### REQUIRED TASK
Pictures do not belong in the copy, so please give every entry below again exactly.

[start SUPPLIED ENTRIES]

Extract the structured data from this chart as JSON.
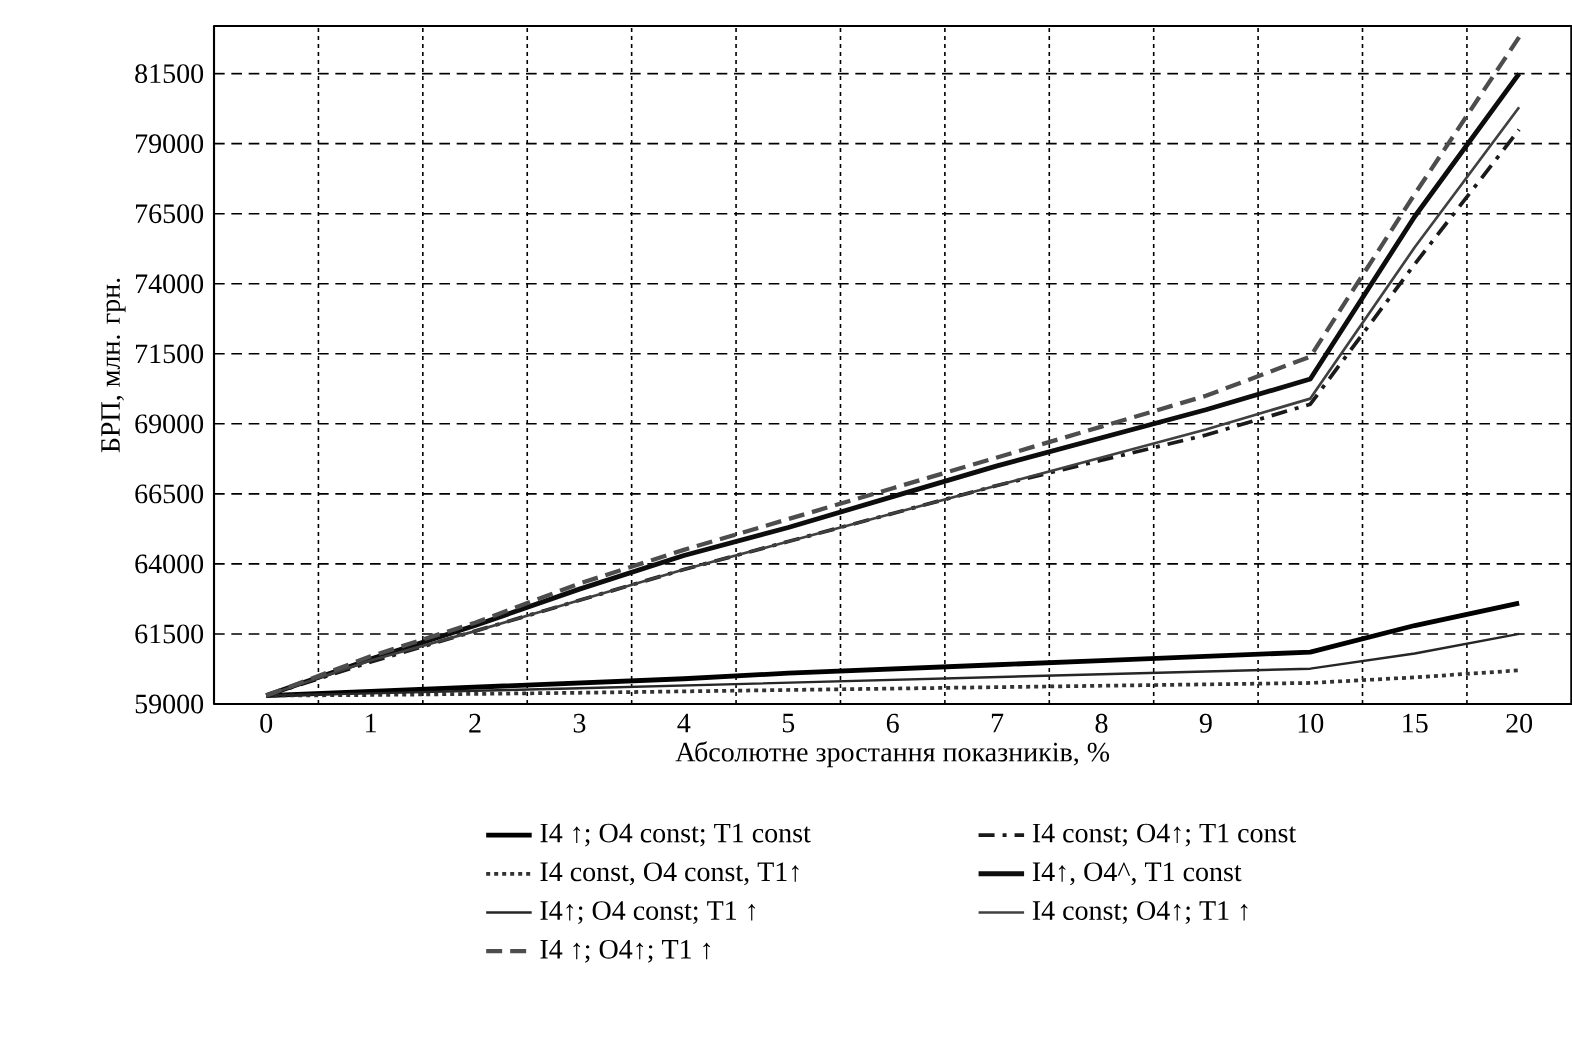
{
  "chart_data": {
    "type": "line",
    "xlabel": "Абсолютне зростання показників, %",
    "ylabel": "БРП, млн. грн.",
    "categories": [
      "0",
      "1",
      "2",
      "3",
      "4",
      "5",
      "6",
      "7",
      "8",
      "9",
      "10",
      "15",
      "20"
    ],
    "ylim": [
      59000,
      83200
    ],
    "yticks": [
      59000,
      61500,
      64000,
      66500,
      69000,
      71500,
      74000,
      76500,
      79000,
      81500
    ],
    "grid": true,
    "legend": "bottom",
    "series": [
      {
        "name": "I4 ↑; O4 const; T1 const",
        "color": "#000000",
        "line_style": "solid",
        "values": [
          59300,
          59450,
          59600,
          59750,
          59900,
          60100,
          60250,
          60400,
          60550,
          60700,
          60850,
          61800,
          62600
        ]
      },
      {
        "name": "I4 const; O4↑;  T1 const",
        "color": "#1a1a1a",
        "line_style": "dashdot",
        "values": [
          59300,
          60500,
          61600,
          62700,
          63800,
          64800,
          65800,
          66800,
          67700,
          68600,
          69700,
          74700,
          79500
        ]
      },
      {
        "name": "I4 const, O4 const,  T1↑",
        "color": "#333333",
        "line_style": "dotted",
        "values": [
          59300,
          59320,
          59360,
          59400,
          59450,
          59500,
          59550,
          59600,
          59650,
          59700,
          59750,
          59950,
          60200
        ]
      },
      {
        "name": "I4↑, O4^,  T1 const",
        "color": "#0d0d0d",
        "line_style": "solid",
        "values": [
          59300,
          60600,
          61800,
          63100,
          64300,
          65300,
          66400,
          67500,
          68500,
          69500,
          70600,
          76400,
          81500
        ]
      },
      {
        "name": "I4↑; O4 const;  T1 ↑",
        "color": "#262626",
        "line_style": "solid",
        "values": [
          59300,
          59380,
          59470,
          59560,
          59660,
          59760,
          59860,
          59960,
          60060,
          60160,
          60260,
          60800,
          61500
        ]
      },
      {
        "name": "I4 const; O4↑;  T1 ↑",
        "color": "#404040",
        "line_style": "solid",
        "values": [
          59300,
          60550,
          61600,
          62700,
          63800,
          64800,
          65800,
          66800,
          67800,
          68800,
          69900,
          75300,
          80300
        ]
      },
      {
        "name": "I4 ↑; O4↑;  T1 ↑",
        "color": "#4d4d4d",
        "line_style": "dashed",
        "values": [
          59300,
          60700,
          61900,
          63300,
          64500,
          65600,
          66700,
          67800,
          68900,
          70000,
          71400,
          77200,
          82800
        ]
      }
    ]
  }
}
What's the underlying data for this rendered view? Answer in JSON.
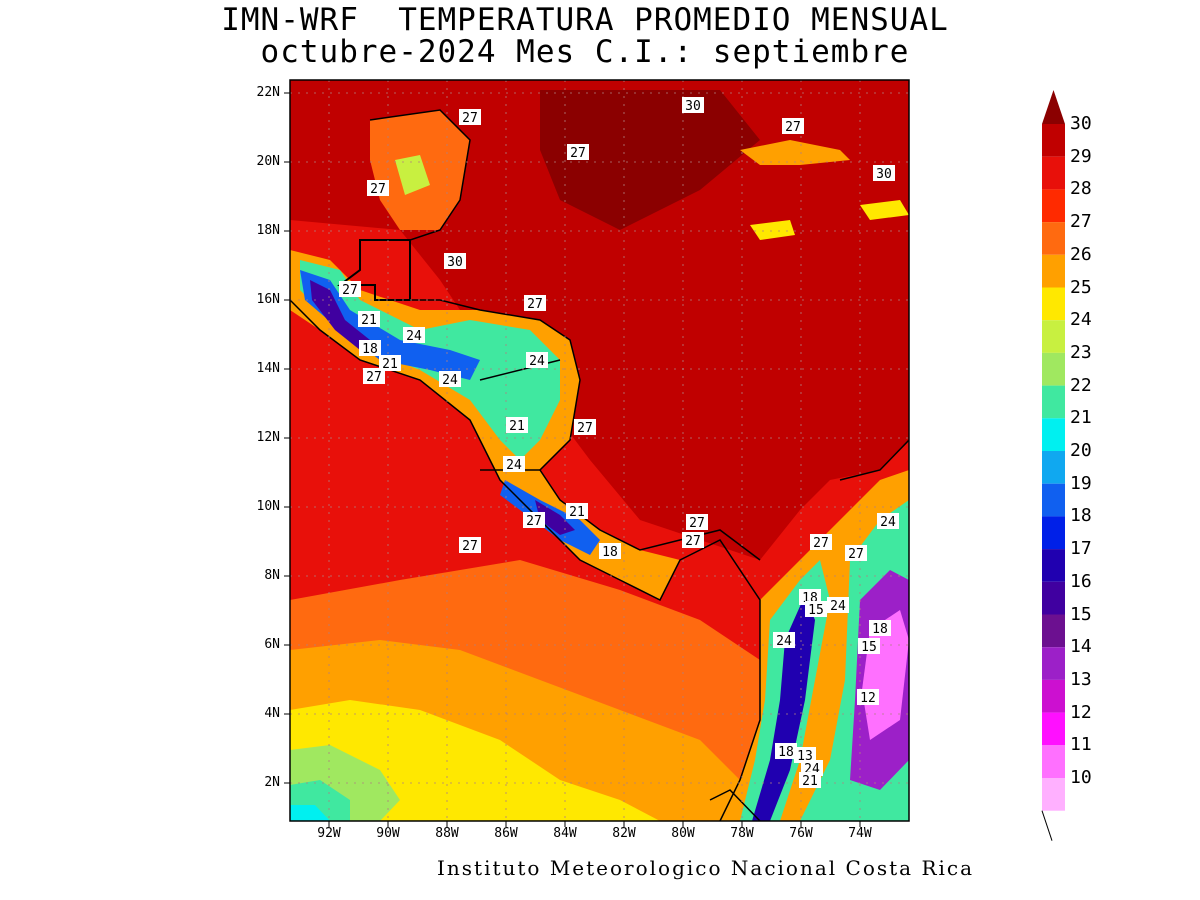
{
  "title_line1": "IMN-WRF  TEMPERATURA PROMEDIO MENSUAL",
  "title_line2": "octubre-2024 Mes C.I.: septiembre",
  "footer": "Instituto Meteorologico Nacional Costa Rica",
  "lat_labels": [
    "22N",
    "20N",
    "18N",
    "16N",
    "14N",
    "12N",
    "10N",
    "8N",
    "6N",
    "4N",
    "2N"
  ],
  "lon_labels": [
    "92W",
    "90W",
    "88W",
    "86W",
    "84W",
    "82W",
    "80W",
    "78W",
    "76W",
    "74W"
  ],
  "colorbar": {
    "levels": [
      "30",
      "29",
      "28",
      "27",
      "26",
      "25",
      "24",
      "23",
      "22",
      "21",
      "20",
      "19",
      "18",
      "17",
      "16",
      "15",
      "14",
      "13",
      "12",
      "11",
      "10"
    ],
    "colors": [
      "#8b0000",
      "#c00000",
      "#e8100a",
      "#ff2a00",
      "#ff6a10",
      "#ffa000",
      "#ffe800",
      "#c8f040",
      "#a0e860",
      "#40e8a0",
      "#00f0f0",
      "#10a8f0",
      "#1060f0",
      "#0020e8",
      "#2000b0",
      "#4000a0",
      "#6c1090",
      "#9c20c8",
      "#cc10d0",
      "#ff10ff",
      "#ff70ff",
      "#ffb0ff"
    ]
  },
  "contour_labels": [
    "27",
    "30",
    "27",
    "30",
    "27",
    "27",
    "30",
    "27",
    "27",
    "21",
    "24",
    "18",
    "21",
    "27",
    "24",
    "24",
    "27",
    "21",
    "24",
    "21",
    "27",
    "18",
    "27",
    "27",
    "27",
    "27",
    "27",
    "24",
    "18",
    "15",
    "24",
    "18",
    "24",
    "15",
    "12",
    "18",
    "13",
    "24",
    "21"
  ]
}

[end SUPPLIED ENTRIES]

### SOLUTION
Extract the structured data from this chart as JSON.
{
  "chart_data": {
    "type": "line",
    "xlabel": "Абсолютне зростання показників, %",
    "ylabel": "БРП, млн. грн.",
    "categories": [
      "0",
      "1",
      "2",
      "3",
      "4",
      "5",
      "6",
      "7",
      "8",
      "9",
      "10",
      "15",
      "20"
    ],
    "ylim": [
      59000,
      83200
    ],
    "yticks": [
      59000,
      61500,
      64000,
      66500,
      69000,
      71500,
      74000,
      76500,
      79000,
      81500
    ],
    "grid": true,
    "legend": "bottom",
    "series": [
      {
        "name": "I4 ↑; O4 const; T1 const",
        "color": "#000000",
        "line_style": "solid",
        "values": [
          59300,
          59450,
          59600,
          59750,
          59900,
          60100,
          60250,
          60400,
          60550,
          60700,
          60850,
          61800,
          62600
        ]
      },
      {
        "name": "I4 const; O4↑;  T1 const",
        "color": "#1a1a1a",
        "line_style": "dashdot",
        "values": [
          59300,
          60500,
          61600,
          62700,
          63800,
          64800,
          65800,
          66800,
          67700,
          68600,
          69700,
          74700,
          79500
        ]
      },
      {
        "name": "I4 const, O4 const,  T1↑",
        "color": "#333333",
        "line_style": "dotted",
        "values": [
          59300,
          59320,
          59360,
          59400,
          59450,
          59500,
          59550,
          59600,
          59650,
          59700,
          59750,
          59950,
          60200
        ]
      },
      {
        "name": "I4↑, O4^,  T1 const",
        "color": "#0d0d0d",
        "line_style": "solid",
        "values": [
          59300,
          60600,
          61800,
          63100,
          64300,
          65300,
          66400,
          67500,
          68500,
          69500,
          70600,
          76400,
          81500
        ]
      },
      {
        "name": "I4↑; O4 const;  T1 ↑",
        "color": "#262626",
        "line_style": "solid",
        "values": [
          59300,
          59380,
          59470,
          59560,
          59660,
          59760,
          59860,
          59960,
          60060,
          60160,
          60260,
          60800,
          61500
        ]
      },
      {
        "name": "I4 const; O4↑;  T1 ↑",
        "color": "#404040",
        "line_style": "solid",
        "values": [
          59300,
          60550,
          61600,
          62700,
          63800,
          64800,
          65800,
          66800,
          67800,
          68800,
          69900,
          75300,
          80300
        ]
      },
      {
        "name": "I4 ↑; O4↑;  T1 ↑",
        "color": "#4d4d4d",
        "line_style": "dashed",
        "values": [
          59300,
          60700,
          61900,
          63300,
          64500,
          65600,
          66700,
          67800,
          68900,
          70000,
          71400,
          77200,
          82800
        ]
      }
    ]
  }
}
What's the underlying data for this rendered view? Answer in JSON.
{
  "title_line1": "IMN-WRF  TEMPERATURA PROMEDIO MENSUAL",
  "title_line2": "octubre-2024 Mes C.I.: septiembre",
  "footer": "Instituto Meteorologico Nacional Costa Rica",
  "lat_labels": [
    "22N",
    "20N",
    "18N",
    "16N",
    "14N",
    "12N",
    "10N",
    "8N",
    "6N",
    "4N",
    "2N"
  ],
  "lon_labels": [
    "92W",
    "90W",
    "88W",
    "86W",
    "84W",
    "82W",
    "80W",
    "78W",
    "76W",
    "74W"
  ],
  "colorbar": {
    "levels": [
      "30",
      "29",
      "28",
      "27",
      "26",
      "25",
      "24",
      "23",
      "22",
      "21",
      "20",
      "19",
      "18",
      "17",
      "16",
      "15",
      "14",
      "13",
      "12",
      "11",
      "10"
    ],
    "colors": [
      "#8b0000",
      "#c00000",
      "#e8100a",
      "#ff2a00",
      "#ff6a10",
      "#ffa000",
      "#ffe800",
      "#c8f040",
      "#a0e860",
      "#40e8a0",
      "#00f0f0",
      "#10a8f0",
      "#1060f0",
      "#0020e8",
      "#2000b0",
      "#4000a0",
      "#6c1090",
      "#9c20c8",
      "#cc10d0",
      "#ff10ff",
      "#ff70ff",
      "#ffb0ff"
    ]
  },
  "contour_labels": [
    "27",
    "30",
    "27",
    "30",
    "27",
    "27",
    "30",
    "27",
    "27",
    "21",
    "24",
    "18",
    "21",
    "27",
    "24",
    "24",
    "27",
    "21",
    "24",
    "21",
    "27",
    "18",
    "27",
    "27",
    "27",
    "27",
    "27",
    "24",
    "18",
    "15",
    "24",
    "18",
    "24",
    "15",
    "12",
    "18",
    "13",
    "24",
    "21"
  ]
}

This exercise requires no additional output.